• EXERCISE DIRECTIONS:
Scan the entries below and count the lines holding the string "Guatemala". Supply only the number.

• DATA RECORDS:
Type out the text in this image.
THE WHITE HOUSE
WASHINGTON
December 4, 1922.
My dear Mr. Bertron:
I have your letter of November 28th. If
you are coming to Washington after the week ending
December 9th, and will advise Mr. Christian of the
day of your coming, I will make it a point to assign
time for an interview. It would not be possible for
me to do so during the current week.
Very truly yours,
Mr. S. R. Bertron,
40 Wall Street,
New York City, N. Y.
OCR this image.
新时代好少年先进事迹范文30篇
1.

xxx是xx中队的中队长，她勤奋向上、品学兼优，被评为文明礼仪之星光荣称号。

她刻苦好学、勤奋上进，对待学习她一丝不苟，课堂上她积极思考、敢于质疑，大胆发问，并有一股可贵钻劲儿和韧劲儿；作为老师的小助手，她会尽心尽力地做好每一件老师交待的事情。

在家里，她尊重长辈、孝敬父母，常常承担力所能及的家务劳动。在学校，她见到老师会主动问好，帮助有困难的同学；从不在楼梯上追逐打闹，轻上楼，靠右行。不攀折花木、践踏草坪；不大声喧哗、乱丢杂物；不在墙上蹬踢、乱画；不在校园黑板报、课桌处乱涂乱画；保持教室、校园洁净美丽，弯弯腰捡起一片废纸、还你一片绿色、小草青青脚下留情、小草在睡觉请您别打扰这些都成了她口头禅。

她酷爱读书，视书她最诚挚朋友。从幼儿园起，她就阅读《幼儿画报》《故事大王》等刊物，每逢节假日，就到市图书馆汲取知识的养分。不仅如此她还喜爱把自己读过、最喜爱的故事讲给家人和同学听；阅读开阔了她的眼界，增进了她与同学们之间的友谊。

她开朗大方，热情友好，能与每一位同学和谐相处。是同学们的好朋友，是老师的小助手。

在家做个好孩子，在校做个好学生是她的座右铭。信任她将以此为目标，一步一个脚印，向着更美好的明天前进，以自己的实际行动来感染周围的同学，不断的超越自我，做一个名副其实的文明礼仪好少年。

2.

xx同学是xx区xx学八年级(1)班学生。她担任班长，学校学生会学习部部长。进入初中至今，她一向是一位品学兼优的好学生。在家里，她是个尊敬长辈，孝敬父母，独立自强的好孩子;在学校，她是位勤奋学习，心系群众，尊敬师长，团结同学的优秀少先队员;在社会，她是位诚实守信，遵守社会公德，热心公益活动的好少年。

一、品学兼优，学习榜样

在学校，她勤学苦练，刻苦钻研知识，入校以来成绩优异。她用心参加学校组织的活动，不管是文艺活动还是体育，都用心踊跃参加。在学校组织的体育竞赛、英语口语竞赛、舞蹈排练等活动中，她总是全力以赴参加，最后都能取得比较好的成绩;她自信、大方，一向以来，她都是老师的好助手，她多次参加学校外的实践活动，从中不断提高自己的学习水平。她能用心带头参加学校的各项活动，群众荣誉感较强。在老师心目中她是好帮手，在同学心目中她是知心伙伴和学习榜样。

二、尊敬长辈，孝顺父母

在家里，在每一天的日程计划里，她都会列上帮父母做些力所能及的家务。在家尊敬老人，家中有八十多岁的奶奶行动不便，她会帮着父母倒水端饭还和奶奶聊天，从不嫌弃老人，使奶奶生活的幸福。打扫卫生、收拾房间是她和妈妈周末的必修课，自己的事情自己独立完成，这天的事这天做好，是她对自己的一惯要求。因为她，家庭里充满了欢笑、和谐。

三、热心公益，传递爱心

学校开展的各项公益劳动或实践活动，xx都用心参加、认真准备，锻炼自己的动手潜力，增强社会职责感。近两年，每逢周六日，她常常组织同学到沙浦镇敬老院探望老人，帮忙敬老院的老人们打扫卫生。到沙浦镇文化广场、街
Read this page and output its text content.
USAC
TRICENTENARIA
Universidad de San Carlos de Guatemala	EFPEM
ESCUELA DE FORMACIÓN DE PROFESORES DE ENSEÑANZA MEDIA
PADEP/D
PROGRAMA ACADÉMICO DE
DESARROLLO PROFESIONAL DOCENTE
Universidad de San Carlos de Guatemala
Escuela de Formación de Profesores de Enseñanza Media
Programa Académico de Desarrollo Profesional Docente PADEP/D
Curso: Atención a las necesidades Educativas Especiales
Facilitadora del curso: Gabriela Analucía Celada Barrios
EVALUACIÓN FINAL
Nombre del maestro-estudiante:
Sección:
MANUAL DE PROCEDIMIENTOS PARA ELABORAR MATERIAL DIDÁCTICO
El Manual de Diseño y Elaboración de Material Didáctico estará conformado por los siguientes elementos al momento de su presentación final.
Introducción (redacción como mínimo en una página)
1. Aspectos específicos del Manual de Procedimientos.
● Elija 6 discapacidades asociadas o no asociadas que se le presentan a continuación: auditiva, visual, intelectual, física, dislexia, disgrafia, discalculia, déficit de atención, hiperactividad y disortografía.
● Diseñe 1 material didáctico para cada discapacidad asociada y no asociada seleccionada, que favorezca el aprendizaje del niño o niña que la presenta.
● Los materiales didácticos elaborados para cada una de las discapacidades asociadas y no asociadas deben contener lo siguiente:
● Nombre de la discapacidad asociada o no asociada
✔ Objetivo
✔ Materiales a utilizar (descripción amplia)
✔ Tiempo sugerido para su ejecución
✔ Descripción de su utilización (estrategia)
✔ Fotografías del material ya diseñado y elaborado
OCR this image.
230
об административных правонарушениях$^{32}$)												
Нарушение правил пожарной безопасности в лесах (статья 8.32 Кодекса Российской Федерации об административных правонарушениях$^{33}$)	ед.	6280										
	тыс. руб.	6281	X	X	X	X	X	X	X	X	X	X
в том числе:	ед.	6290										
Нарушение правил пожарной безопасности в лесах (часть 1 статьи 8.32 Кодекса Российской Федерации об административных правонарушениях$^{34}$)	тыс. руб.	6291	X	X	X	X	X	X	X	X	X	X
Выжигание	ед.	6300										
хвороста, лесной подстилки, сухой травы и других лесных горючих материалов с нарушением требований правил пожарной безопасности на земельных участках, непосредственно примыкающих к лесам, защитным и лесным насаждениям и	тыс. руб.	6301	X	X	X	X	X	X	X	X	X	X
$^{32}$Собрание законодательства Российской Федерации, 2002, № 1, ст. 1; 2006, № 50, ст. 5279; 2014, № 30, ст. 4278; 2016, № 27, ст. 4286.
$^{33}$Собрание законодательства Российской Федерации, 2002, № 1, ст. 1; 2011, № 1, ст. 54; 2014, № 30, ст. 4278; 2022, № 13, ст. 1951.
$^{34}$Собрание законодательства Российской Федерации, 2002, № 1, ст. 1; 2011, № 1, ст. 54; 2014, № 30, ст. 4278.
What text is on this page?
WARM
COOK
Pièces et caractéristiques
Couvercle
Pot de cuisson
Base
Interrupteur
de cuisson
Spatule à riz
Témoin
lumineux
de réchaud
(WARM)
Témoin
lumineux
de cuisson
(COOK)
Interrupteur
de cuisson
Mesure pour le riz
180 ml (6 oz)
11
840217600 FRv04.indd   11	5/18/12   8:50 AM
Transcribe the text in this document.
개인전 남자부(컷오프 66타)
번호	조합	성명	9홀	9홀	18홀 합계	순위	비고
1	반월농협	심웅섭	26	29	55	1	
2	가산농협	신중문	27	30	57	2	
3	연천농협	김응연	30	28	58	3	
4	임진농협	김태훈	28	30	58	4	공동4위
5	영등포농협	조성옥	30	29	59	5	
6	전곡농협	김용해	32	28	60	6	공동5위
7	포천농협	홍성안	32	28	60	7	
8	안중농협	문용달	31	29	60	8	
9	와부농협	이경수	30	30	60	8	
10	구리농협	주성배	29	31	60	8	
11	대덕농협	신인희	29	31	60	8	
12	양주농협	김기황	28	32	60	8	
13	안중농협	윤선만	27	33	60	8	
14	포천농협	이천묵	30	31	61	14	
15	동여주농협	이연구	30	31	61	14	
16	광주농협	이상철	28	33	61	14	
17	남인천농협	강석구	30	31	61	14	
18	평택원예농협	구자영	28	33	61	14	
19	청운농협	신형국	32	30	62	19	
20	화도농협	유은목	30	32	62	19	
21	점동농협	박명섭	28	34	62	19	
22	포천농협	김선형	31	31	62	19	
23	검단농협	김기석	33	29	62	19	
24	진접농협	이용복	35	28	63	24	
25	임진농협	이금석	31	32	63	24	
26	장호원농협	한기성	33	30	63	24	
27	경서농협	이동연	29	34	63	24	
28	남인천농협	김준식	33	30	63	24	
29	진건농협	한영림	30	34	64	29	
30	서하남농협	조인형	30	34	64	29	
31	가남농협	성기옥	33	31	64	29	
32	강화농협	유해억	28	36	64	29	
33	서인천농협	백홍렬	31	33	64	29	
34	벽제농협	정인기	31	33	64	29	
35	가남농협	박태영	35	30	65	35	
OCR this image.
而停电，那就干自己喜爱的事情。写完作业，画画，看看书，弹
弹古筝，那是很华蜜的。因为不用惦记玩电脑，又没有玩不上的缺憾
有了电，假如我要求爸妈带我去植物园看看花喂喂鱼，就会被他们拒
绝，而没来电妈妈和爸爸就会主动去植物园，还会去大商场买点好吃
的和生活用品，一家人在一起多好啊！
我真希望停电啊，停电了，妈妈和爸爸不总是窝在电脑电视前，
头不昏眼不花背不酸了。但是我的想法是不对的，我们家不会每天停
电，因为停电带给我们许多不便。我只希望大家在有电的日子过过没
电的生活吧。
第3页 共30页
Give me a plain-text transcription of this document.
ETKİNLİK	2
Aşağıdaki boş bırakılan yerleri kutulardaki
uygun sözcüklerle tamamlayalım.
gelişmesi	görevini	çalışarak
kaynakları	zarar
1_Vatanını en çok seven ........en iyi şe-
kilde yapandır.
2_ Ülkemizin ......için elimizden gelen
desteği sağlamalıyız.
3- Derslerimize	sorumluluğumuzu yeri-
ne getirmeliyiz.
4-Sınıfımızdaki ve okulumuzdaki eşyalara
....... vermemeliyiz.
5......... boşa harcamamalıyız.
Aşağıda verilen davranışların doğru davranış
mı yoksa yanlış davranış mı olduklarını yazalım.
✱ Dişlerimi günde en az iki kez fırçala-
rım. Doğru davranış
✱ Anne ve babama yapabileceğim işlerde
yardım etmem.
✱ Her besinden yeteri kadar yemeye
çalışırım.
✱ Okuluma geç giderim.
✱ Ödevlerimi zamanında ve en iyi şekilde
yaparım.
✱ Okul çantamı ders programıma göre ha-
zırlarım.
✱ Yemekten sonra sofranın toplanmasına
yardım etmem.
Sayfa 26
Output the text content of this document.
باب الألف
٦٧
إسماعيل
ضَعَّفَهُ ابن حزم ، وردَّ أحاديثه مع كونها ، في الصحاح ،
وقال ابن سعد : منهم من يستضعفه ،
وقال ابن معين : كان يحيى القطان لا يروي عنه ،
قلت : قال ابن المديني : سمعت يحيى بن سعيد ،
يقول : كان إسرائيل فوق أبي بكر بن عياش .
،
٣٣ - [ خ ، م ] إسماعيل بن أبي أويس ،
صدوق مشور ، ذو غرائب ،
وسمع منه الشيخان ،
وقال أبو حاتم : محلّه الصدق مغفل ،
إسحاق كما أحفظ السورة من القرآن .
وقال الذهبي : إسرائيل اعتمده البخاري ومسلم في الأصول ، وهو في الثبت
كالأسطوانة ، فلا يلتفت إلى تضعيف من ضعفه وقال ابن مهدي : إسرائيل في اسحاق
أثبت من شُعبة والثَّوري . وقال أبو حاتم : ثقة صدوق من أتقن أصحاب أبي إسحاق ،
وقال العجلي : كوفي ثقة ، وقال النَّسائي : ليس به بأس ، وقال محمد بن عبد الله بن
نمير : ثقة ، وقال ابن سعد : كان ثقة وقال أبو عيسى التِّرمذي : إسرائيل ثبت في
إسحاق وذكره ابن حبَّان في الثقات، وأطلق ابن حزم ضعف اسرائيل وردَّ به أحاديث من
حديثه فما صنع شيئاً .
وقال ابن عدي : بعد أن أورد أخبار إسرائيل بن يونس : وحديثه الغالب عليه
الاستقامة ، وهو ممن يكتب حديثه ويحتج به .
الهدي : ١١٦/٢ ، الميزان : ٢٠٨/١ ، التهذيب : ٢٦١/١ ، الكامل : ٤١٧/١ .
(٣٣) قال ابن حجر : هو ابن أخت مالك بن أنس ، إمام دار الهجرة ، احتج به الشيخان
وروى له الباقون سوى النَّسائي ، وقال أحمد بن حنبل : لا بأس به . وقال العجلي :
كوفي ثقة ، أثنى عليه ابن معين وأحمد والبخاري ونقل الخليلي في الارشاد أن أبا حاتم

• RESULT:
2